**Task description**
Could you copy the records below exactly, leaving out any pictures they include?

▽

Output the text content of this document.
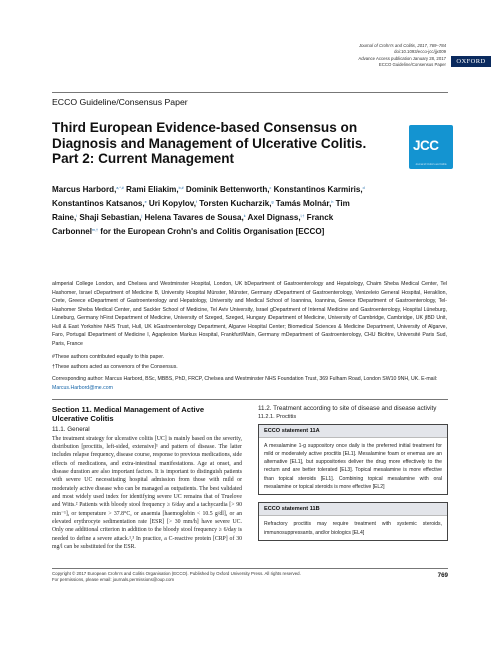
Journal of Crohn's and Colitis, 2017, 769–784
doi:10.1093/ecco-jcc/jjx009
Advance Access publication January 28, 2017
ECCO Guideline/Consensus Paper	OXFORD
ECCO Guideline/Consensus Paper
Third European Evidence-based Consensus on Diagnosis and Management of Ulcerative Colitis. Part 2: Current Management
JCC
Journal of Crohn's and Colitis
Marcus Harbord,$^{a,*,\#}$ Rami Eliakim,$^{b,\#}$ Dominik Bettenworth,$^c$ Konstantinos Karmiris,$^d$ Konstantinos Katsanos,$^e$ Uri Kopylov,$^f$ Torsten Kucharzik,$^g$ Tamás Molnár,$^h$ Tim Raine,$^i$ Shaji Sebastian,$^j$ Helena Tavares de Sousa,$^k$ Axel Dignass,$^{l,\dagger}$ Franck Carbonnel$^{m,\dagger}$ for the European Crohn's and Colitis Organisation [ECCO]
aImperial College London, and Chelsea and Westminster Hospital, London, UK bDepartment of Gastroenterology and Hepatology, Chaim Sheba Medical Center, Tel Hashomer, Israel cDepartment of Medicine B, University Hospital Münster, Münster, Germany dDepartment of Gastroenterology, Venizeleio General Hospital, Heraklion, Crete, Greece eDepartment of Gastroenterology and Hepatology, University and Medical School of Ioannina, Ioannina, Greece fDepartment of Gastroenterology, Tel-Hashomer Sheba Medical Center, and Sackler School of Medicine, Tel Aviv University, Israel gDepartment of Internal Medicine and Gastroenterology, Hospital Lüneburg, Lüneburg, Germany hFirst Department of Medicine, University of Szeged, Szeged, Hungary iDepartment of Medicine, University of Cambridge, Cambridge, UK jIBD Unit, Hull & East Yorkshire NHS Trust, Hull, UK kGastroenterology Department, Algarve Hospital Center; Biomedical Sciences & Medicine Department, University of Algarve, Faro, Portugal lDepartment of Medicine I, Agaplesion Markus Hospital, Frankfurt/Main, Germany mDepartment of Gastroenterology, CHU Bicêtre, Université Paris Sud, Paris, France
#These authors contributed equally to this paper.
†These authors acted as convenors of the Consensus.
Corresponding author: Marcus Harbord, BSc, MBBS, PhD, FRCP, Chelsea and Westminster NHS Foundation Trust, 369 Fulham Road, London SW10 9NH, UK. E-mail: Marcus.Harbord@me.com
Section 11. Medical Management of Active Ulcerative Colitis
11.1. General
The treatment strategy for ulcerative colitis [UC] is mainly based on the severity, distribution [proctitis, left-sided, extensive]¹ and pattern of disease. The latter includes relapse frequency, disease course, response to previous medications, side effects of medications, and extra-intestinal manifestations. Age at onset, and disease duration are also important factors. It is important to distinguish patients with severe UC necessitating hospital admission from those with mild or moderately active disease who can be managed as outpatients. The best validated and most widely used index for identifying severe UC remains that of Truelove and Witts.² Patients with bloody stool frequency ≥ 6/day and a tachycardia [> 90 min⁻¹], or temperature > 37.8°C, or anaemia [haemoglobin < 10.5 g/dl], or an elevated erythrocyte sedimentation rate [ESR] [> 30 mm/h] have severe UC. Only one additional criterion in addition to the bloody stool frequency ≥ 6/day is needed to define a severe attack.¹,³ In practice, a C-reactive protein [CRP] of 30 mg/l can be substituted for the ESR.
11.2. Treatment according to site of disease and disease activity
11.2.1. Proctitis
ECCO statement 11A
A mesalamine 1-g suppository once daily is the preferred initial treatment for mild or moderately active proctitis [EL1]. Mesalamine foam or enemas are an alternative [EL1], but suppositories deliver the drug more effectively to the rectum and are better tolerated [EL3]. Topical mesalamine is more effective than topical steroids [EL1]. Combining topical mesalamine with oral mesalamine or topical steroids is more effective [EL2]
ECCO statement 11B
Refractory proctitis may require treatment with systemic steroids, immunosuppressants, and/or biologics [EL4]
Copyright © 2017 European Crohn's and Colitis Organisation (ECCO). Published by Oxford University Press. All rights reserved.
For permissions, please email: journals.permissions@oup.com
769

△

**Task result**
Output the text content of this document.
Journal of Crohn's and Colitis, 2017, 769–784
doi:10.1093/ecco-jcc/jjx009
Advance Access publication January 28, 2017
ECCO Guideline/Consensus Paper	OXFORD
ECCO Guideline/Consensus Paper
Third European Evidence-based Consensus on Diagnosis and Management of Ulcerative Colitis. Part 2: Current Management
JCC
Journal of Crohn's and Colitis
Marcus Harbord,$^{a,*,\#}$ Rami Eliakim,$^{b,\#}$ Dominik Bettenworth,$^c$ Konstantinos Karmiris,$^d$ Konstantinos Katsanos,$^e$ Uri Kopylov,$^f$ Torsten Kucharzik,$^g$ Tamás Molnár,$^h$ Tim Raine,$^i$ Shaji Sebastian,$^j$ Helena Tavares de Sousa,$^k$ Axel Dignass,$^{l,\dagger}$ Franck Carbonnel$^{m,\dagger}$ for the European Crohn's and Colitis Organisation [ECCO]
aImperial College London, and Chelsea and Westminster Hospital, London, UK bDepartment of Gastroenterology and Hepatology, Chaim Sheba Medical Center, Tel Hashomer, Israel cDepartment of Medicine B, University Hospital Münster, Münster, Germany dDepartment of Gastroenterology, Venizeleio General Hospital, Heraklion, Crete, Greece eDepartment of Gastroenterology and Hepatology, University and Medical School of Ioannina, Ioannina, Greece fDepartment of Gastroenterology, Tel-Hashomer Sheba Medical Center, and Sackler School of Medicine, Tel Aviv University, Israel gDepartment of Internal Medicine and Gastroenterology, Hospital Lüneburg, Lüneburg, Germany hFirst Department of Medicine, University of Szeged, Szeged, Hungary iDepartment of Medicine, University of Cambridge, Cambridge, UK jIBD Unit, Hull & East Yorkshire NHS Trust, Hull, UK kGastroenterology Department, Algarve Hospital Center; Biomedical Sciences & Medicine Department, University of Algarve, Faro, Portugal lDepartment of Medicine I, Agaplesion Markus Hospital, Frankfurt/Main, Germany mDepartment of Gastroenterology, CHU Bicêtre, Université Paris Sud, Paris, France
#These authors contributed equally to this paper.
†These authors acted as convenors of the Consensus.
Corresponding author: Marcus Harbord, BSc, MBBS, PhD, FRCP, Chelsea and Westminster NHS Foundation Trust, 369 Fulham Road, London SW10 9NH, UK. E-mail: Marcus.Harbord@me.com
Section 11. Medical Management of Active Ulcerative Colitis
11.1. General
The treatment strategy for ulcerative colitis [UC] is mainly based on the severity, distribution [proctitis, left-sided, extensive]¹ and pattern of disease. The latter includes relapse frequency, disease course, response to previous medications, side effects of medications, and extra-intestinal manifestations. Age at onset, and disease duration are also important factors. It is important to distinguish patients with severe UC necessitating hospital admission from those with mild or moderately active disease who can be managed as outpatients. The best validated and most widely used index for identifying severe UC remains that of Truelove and Witts.² Patients with bloody stool frequency ≥ 6/day and a tachycardia [> 90 min⁻¹], or temperature > 37.8°C, or anaemia [haemoglobin < 10.5 g/dl], or an elevated erythrocyte sedimentation rate [ESR] [> 30 mm/h] have severe UC. Only one additional criterion in addition to the bloody stool frequency ≥ 6/day is needed to define a severe attack.¹,³ In practice, a C-reactive protein [CRP] of 30 mg/l can be substituted for the ESR.
11.2. Treatment according to site of disease and disease activity
11.2.1. Proctitis
ECCO statement 11A
A mesalamine 1-g suppository once daily is the preferred initial treatment for mild or moderately active proctitis [EL1]. Mesalamine foam or enemas are an alternative [EL1], but suppositories deliver the drug more effectively to the rectum and are better tolerated [EL3]. Topical mesalamine is more effective than topical steroids [EL1]. Combining topical mesalamine with oral mesalamine or topical steroids is more effective [EL2]
ECCO statement 11B
Refractory proctitis may require treatment with systemic steroids, immunosuppressants, and/or biologics [EL4]
Copyright © 2017 European Crohn's and Colitis Organisation (ECCO). Published by Oxford University Press. All rights reserved.
For permissions, please email: journals.permissions@oup.com
769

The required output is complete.